**Work to do**:
All lines below must be repeated exactly, with the pictures omitted.

·····

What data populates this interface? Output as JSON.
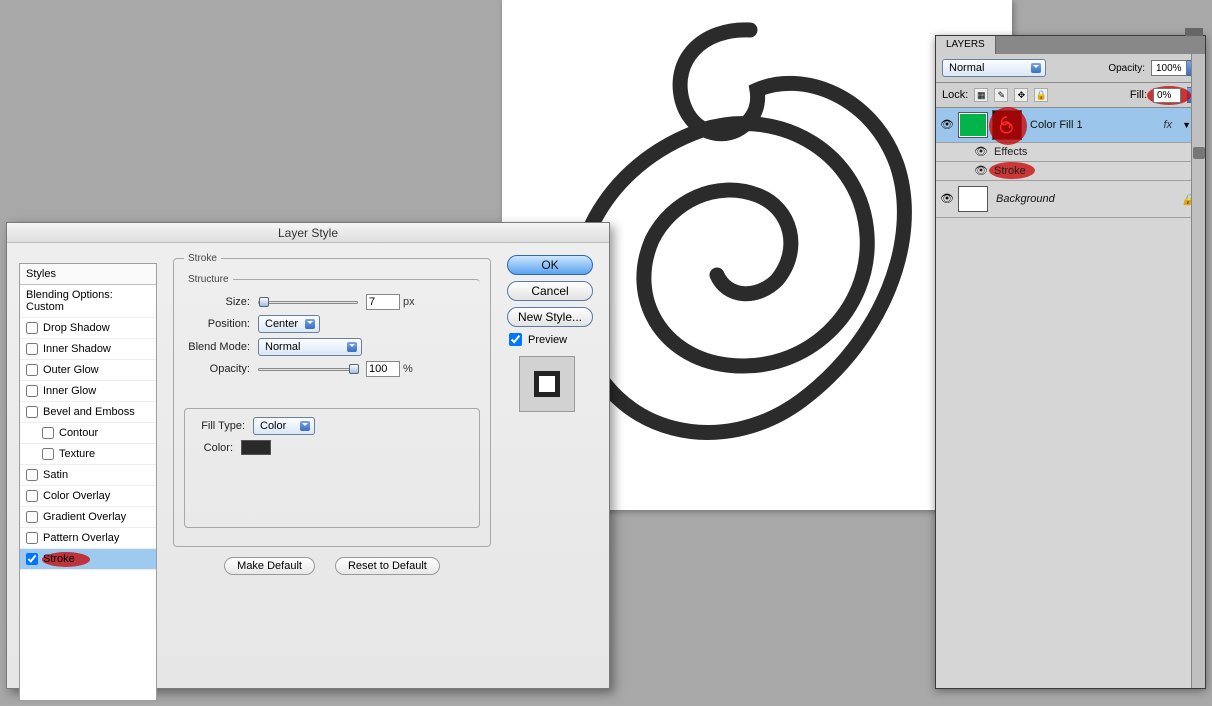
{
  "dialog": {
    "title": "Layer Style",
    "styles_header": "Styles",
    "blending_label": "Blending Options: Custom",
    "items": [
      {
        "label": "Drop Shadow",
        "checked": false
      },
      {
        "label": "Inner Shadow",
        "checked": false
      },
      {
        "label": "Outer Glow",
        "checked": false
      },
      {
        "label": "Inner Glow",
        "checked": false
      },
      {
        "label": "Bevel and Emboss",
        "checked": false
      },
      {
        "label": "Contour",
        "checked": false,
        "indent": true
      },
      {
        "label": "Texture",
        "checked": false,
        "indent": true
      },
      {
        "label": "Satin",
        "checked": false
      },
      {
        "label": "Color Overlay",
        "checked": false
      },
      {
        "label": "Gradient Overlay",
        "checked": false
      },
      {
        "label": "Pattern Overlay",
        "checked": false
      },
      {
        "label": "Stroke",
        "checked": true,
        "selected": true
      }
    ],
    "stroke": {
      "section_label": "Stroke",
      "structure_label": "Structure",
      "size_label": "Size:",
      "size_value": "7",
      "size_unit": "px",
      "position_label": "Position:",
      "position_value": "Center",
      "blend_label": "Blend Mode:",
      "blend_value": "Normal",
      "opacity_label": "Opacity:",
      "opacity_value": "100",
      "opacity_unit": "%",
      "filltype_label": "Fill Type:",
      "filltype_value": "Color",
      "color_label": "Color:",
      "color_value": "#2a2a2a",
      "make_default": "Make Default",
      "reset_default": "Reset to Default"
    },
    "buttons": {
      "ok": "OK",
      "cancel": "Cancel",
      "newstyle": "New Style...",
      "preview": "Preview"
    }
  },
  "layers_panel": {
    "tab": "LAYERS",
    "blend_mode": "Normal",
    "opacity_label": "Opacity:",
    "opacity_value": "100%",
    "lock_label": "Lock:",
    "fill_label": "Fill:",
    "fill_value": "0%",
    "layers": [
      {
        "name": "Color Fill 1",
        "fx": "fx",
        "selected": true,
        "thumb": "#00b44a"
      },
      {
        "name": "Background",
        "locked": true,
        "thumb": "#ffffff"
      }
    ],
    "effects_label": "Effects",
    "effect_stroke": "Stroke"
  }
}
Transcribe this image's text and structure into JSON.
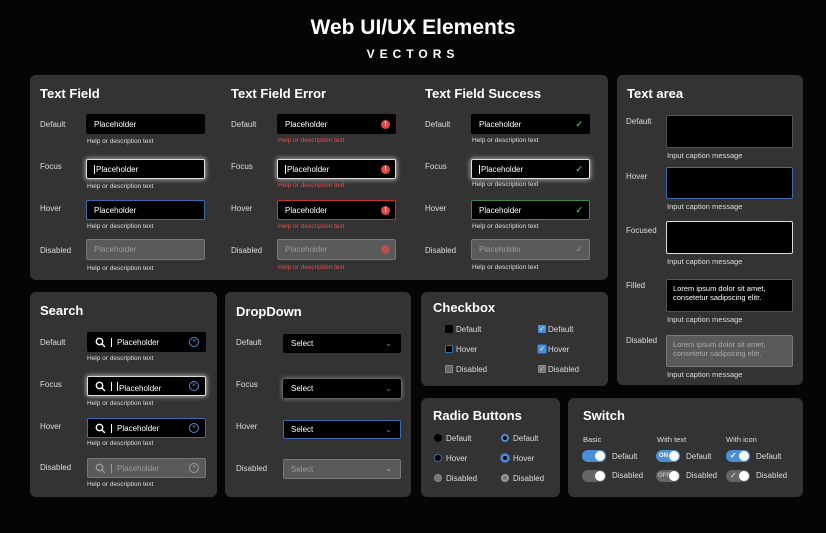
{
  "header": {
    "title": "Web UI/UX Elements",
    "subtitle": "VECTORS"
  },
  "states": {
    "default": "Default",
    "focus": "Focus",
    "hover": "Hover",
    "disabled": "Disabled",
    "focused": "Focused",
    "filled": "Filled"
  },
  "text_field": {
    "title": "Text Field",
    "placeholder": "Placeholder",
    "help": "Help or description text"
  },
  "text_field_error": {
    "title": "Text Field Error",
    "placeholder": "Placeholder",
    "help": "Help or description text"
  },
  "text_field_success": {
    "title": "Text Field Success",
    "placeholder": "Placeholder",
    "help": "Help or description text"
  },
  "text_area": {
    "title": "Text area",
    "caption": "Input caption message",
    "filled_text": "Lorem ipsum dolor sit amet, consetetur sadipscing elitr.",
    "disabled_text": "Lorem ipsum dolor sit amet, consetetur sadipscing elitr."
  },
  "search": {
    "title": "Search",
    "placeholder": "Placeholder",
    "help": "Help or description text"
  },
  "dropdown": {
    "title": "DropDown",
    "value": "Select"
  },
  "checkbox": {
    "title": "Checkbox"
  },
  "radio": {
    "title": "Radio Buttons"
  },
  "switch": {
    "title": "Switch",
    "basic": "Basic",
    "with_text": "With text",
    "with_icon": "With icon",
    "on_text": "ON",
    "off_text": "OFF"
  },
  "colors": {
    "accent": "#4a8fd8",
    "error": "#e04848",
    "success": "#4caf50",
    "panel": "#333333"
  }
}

·····

**Correct output**:
What data populates this interface? Output as JSON.
{
  "dialog": {
    "title": "Layer Style",
    "styles_header": "Styles",
    "blending_label": "Blending Options: Custom",
    "items": [
      {
        "label": "Drop Shadow",
        "checked": false
      },
      {
        "label": "Inner Shadow",
        "checked": false
      },
      {
        "label": "Outer Glow",
        "checked": false
      },
      {
        "label": "Inner Glow",
        "checked": false
      },
      {
        "label": "Bevel and Emboss",
        "checked": false
      },
      {
        "label": "Contour",
        "checked": false,
        "indent": true
      },
      {
        "label": "Texture",
        "checked": false,
        "indent": true
      },
      {
        "label": "Satin",
        "checked": false
      },
      {
        "label": "Color Overlay",
        "checked": false
      },
      {
        "label": "Gradient Overlay",
        "checked": false
      },
      {
        "label": "Pattern Overlay",
        "checked": false
      },
      {
        "label": "Stroke",
        "checked": true,
        "selected": true
      }
    ],
    "stroke": {
      "section_label": "Stroke",
      "structure_label": "Structure",
      "size_label": "Size:",
      "size_value": "7",
      "size_unit": "px",
      "position_label": "Position:",
      "position_value": "Center",
      "blend_label": "Blend Mode:",
      "blend_value": "Normal",
      "opacity_label": "Opacity:",
      "opacity_value": "100",
      "opacity_unit": "%",
      "filltype_label": "Fill Type:",
      "filltype_value": "Color",
      "color_label": "Color:",
      "color_value": "#2a2a2a",
      "make_default": "Make Default",
      "reset_default": "Reset to Default"
    },
    "buttons": {
      "ok": "OK",
      "cancel": "Cancel",
      "newstyle": "New Style...",
      "preview": "Preview"
    }
  },
  "layers_panel": {
    "tab": "LAYERS",
    "blend_mode": "Normal",
    "opacity_label": "Opacity:",
    "opacity_value": "100%",
    "lock_label": "Lock:",
    "fill_label": "Fill:",
    "fill_value": "0%",
    "layers": [
      {
        "name": "Color Fill 1",
        "fx": "fx",
        "selected": true,
        "thumb": "#00b44a"
      },
      {
        "name": "Background",
        "locked": true,
        "thumb": "#ffffff"
      }
    ],
    "effects_label": "Effects",
    "effect_stroke": "Stroke"
  }
}
Transcribe this image's text and structure into JSON.
{
  "header": {
    "title": "Web UI/UX Elements",
    "subtitle": "VECTORS"
  },
  "states": {
    "default": "Default",
    "focus": "Focus",
    "hover": "Hover",
    "disabled": "Disabled",
    "focused": "Focused",
    "filled": "Filled"
  },
  "text_field": {
    "title": "Text Field",
    "placeholder": "Placeholder",
    "help": "Help or description text"
  },
  "text_field_error": {
    "title": "Text Field Error",
    "placeholder": "Placeholder",
    "help": "Help or description text"
  },
  "text_field_success": {
    "title": "Text Field Success",
    "placeholder": "Placeholder",
    "help": "Help or description text"
  },
  "text_area": {
    "title": "Text area",
    "caption": "Input caption message",
    "filled_text": "Lorem ipsum dolor sit amet, consetetur sadipscing elitr.",
    "disabled_text": "Lorem ipsum dolor sit amet, consetetur sadipscing elitr."
  },
  "search": {
    "title": "Search",
    "placeholder": "Placeholder",
    "help": "Help or description text"
  },
  "dropdown": {
    "title": "DropDown",
    "value": "Select"
  },
  "checkbox": {
    "title": "Checkbox"
  },
  "radio": {
    "title": "Radio Buttons"
  },
  "switch": {
    "title": "Switch",
    "basic": "Basic",
    "with_text": "With text",
    "with_icon": "With icon",
    "on_text": "ON",
    "off_text": "OFF"
  },
  "colors": {
    "accent": "#4a8fd8",
    "error": "#e04848",
    "success": "#4caf50",
    "panel": "#333333"
  }
}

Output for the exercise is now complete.